[start of INPUT DATA]
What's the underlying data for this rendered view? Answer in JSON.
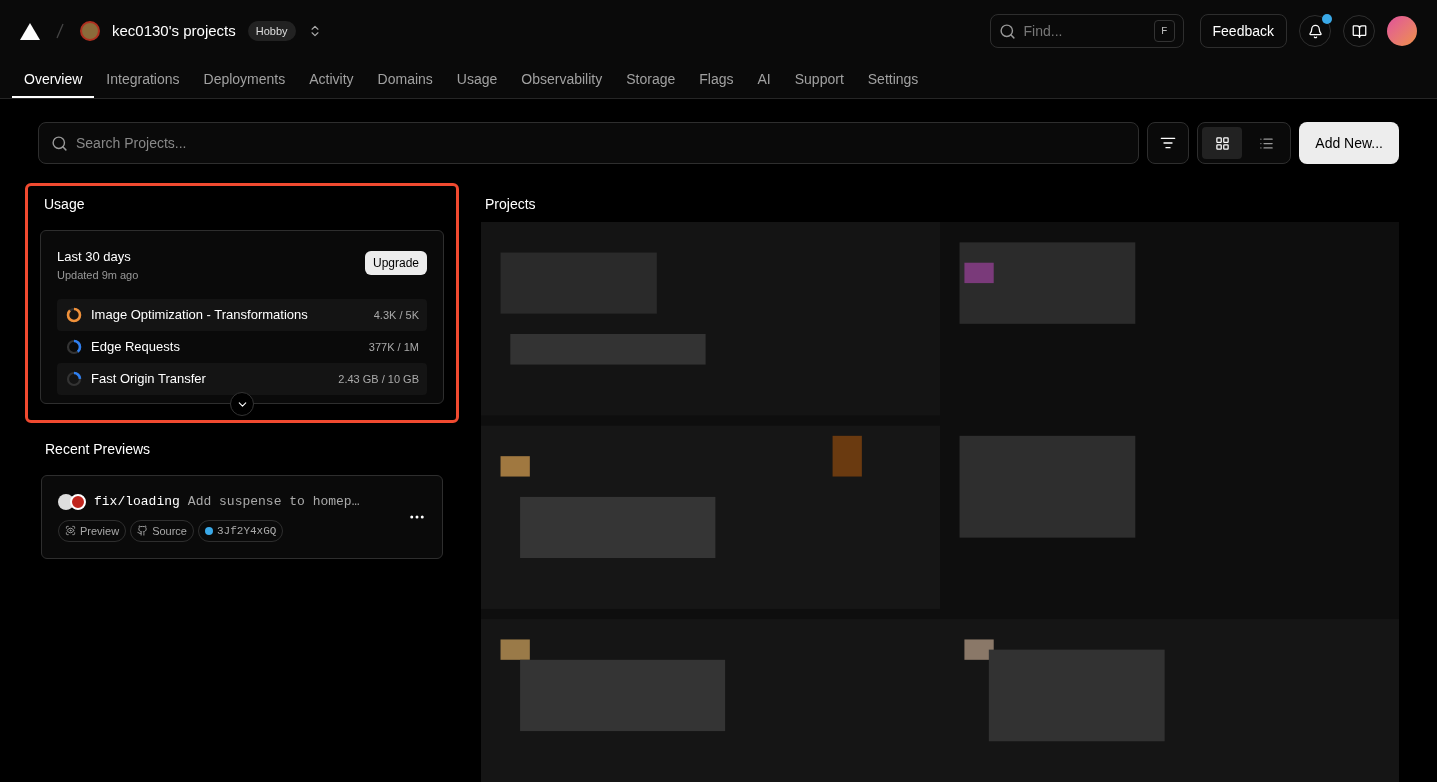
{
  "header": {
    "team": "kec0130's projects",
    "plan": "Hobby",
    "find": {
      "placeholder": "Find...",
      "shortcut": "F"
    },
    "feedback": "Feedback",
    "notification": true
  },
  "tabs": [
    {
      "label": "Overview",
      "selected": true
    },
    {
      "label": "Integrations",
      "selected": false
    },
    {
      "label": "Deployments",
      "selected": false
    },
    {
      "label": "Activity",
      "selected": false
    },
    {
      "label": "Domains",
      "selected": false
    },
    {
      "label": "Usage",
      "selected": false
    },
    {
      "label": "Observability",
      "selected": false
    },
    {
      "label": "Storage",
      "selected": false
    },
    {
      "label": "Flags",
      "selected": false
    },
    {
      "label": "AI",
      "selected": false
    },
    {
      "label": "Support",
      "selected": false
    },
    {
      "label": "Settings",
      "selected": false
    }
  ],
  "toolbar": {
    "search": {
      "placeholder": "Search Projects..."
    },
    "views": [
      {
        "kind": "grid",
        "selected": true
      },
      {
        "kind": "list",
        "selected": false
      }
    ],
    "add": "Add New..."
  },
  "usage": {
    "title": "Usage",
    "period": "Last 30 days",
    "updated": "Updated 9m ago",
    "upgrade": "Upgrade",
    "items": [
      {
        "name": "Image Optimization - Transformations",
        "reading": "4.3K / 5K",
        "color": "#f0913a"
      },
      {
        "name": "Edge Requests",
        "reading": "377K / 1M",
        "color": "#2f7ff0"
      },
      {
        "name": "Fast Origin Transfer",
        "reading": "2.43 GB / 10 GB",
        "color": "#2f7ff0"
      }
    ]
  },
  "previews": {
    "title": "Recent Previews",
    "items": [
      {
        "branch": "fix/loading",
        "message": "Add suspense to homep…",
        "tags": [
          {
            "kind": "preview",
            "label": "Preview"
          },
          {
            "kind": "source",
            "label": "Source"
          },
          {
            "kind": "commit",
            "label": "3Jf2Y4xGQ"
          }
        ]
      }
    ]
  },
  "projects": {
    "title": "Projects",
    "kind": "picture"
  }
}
[end of INPUT DATA]
DESCRIPTION OF THE TASK -
Lines that include the word "title" — how many are there in the data? Answer with the number alone.

ANSWER TO THIS EXERCISE -
3